TASK DETAILS:
Without the pictures, repeat the listing character for character.

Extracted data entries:
● ● ● ● ● ● ●

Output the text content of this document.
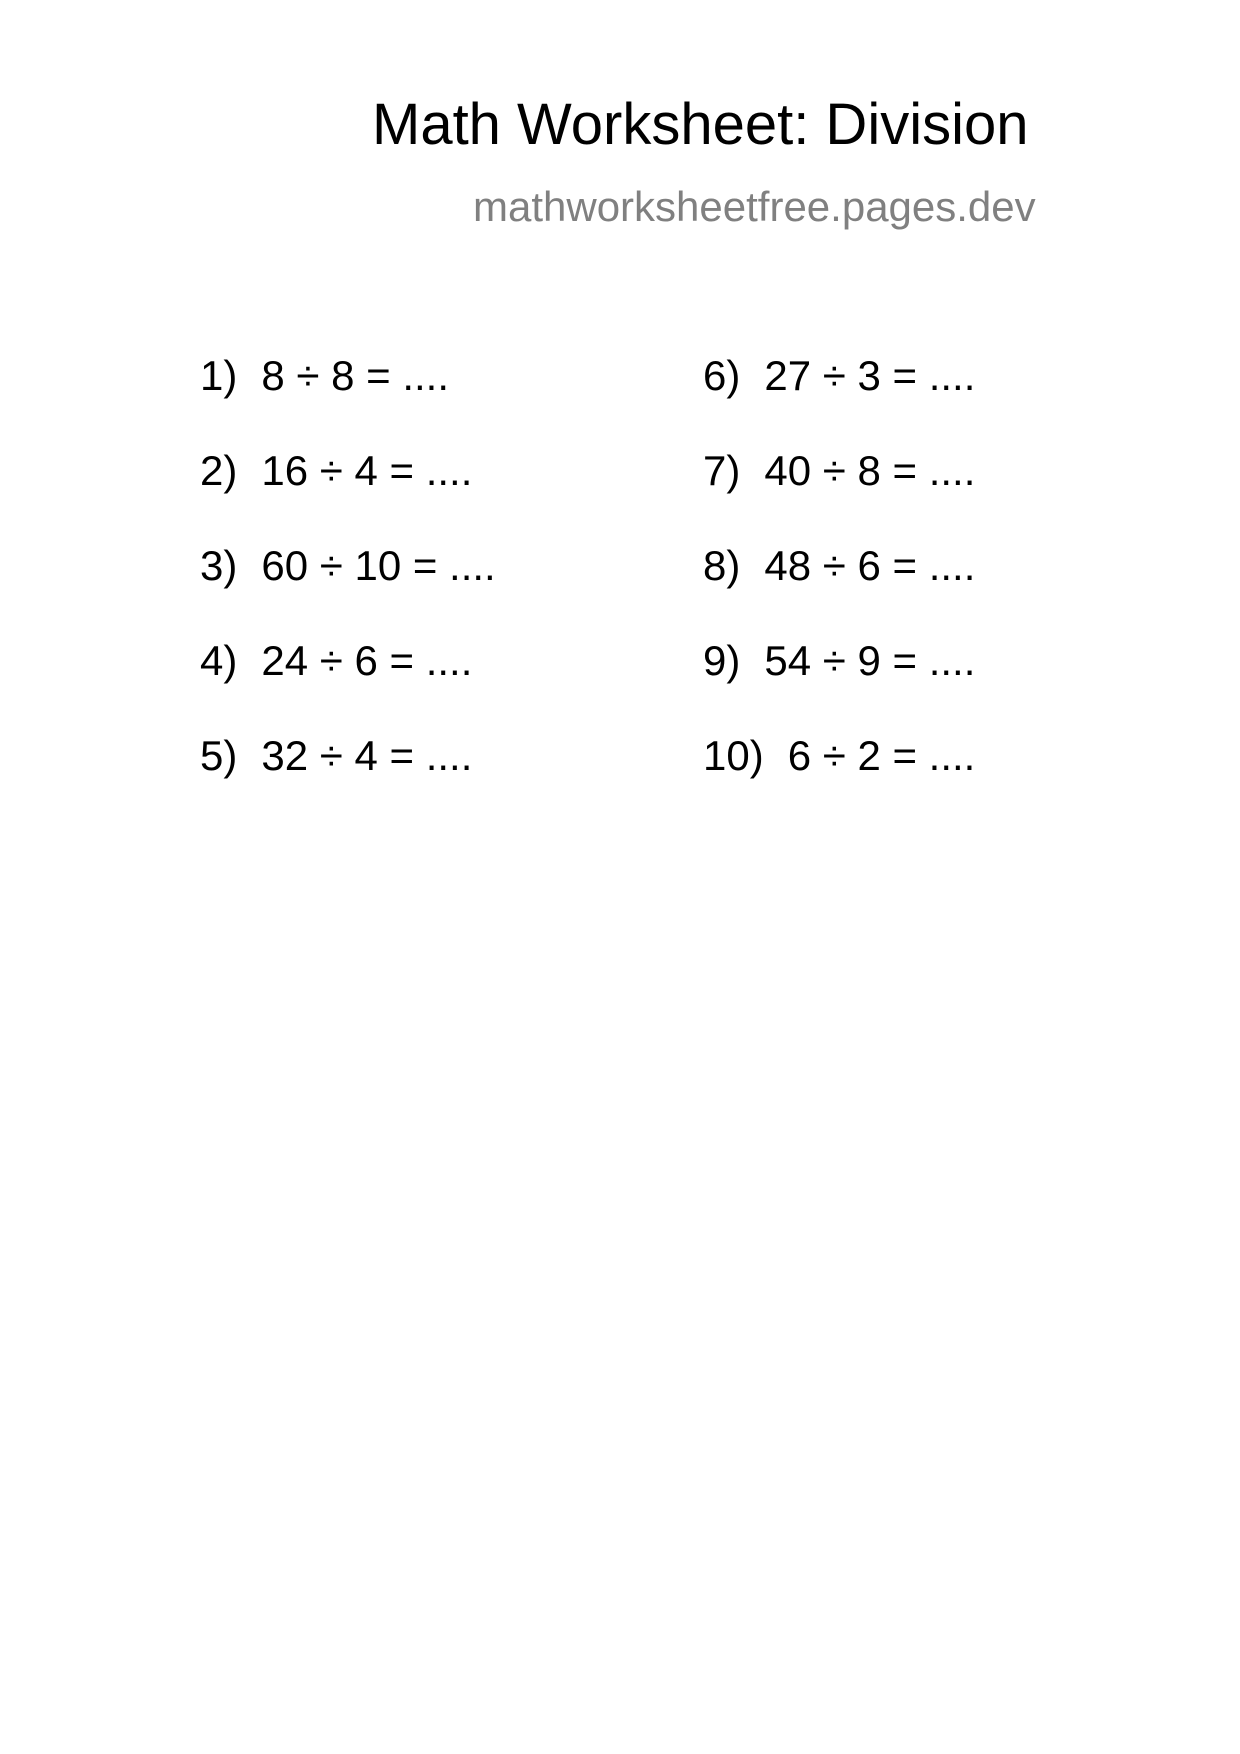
Math Worksheet: Division
mathworksheetfree.pages.dev
1) 8 ÷ 8 = ....
2) 16 ÷ 4 = ....
3) 60 ÷ 10 = ....
4) 24 ÷ 6 = ....
5) 32 ÷ 4 = ....
6) 27 ÷ 3 = ....
7) 40 ÷ 8 = ....
8) 48 ÷ 6 = ....
9) 54 ÷ 9 = ....
10) 6 ÷ 2 = ....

● ● ● ● ● ● ●

COMPLETE OUTPUT:
Output the text content of this document.
Math Worksheet: Division
mathworksheetfree.pages.dev
1) 8 ÷ 8 = ....
2) 16 ÷ 4 = ....
3) 60 ÷ 10 = ....
4) 24 ÷ 6 = ....
5) 32 ÷ 4 = ....
6) 27 ÷ 3 = ....
7) 40 ÷ 8 = ....
8) 48 ÷ 6 = ....
9) 54 ÷ 9 = ....
10) 6 ÷ 2 = ....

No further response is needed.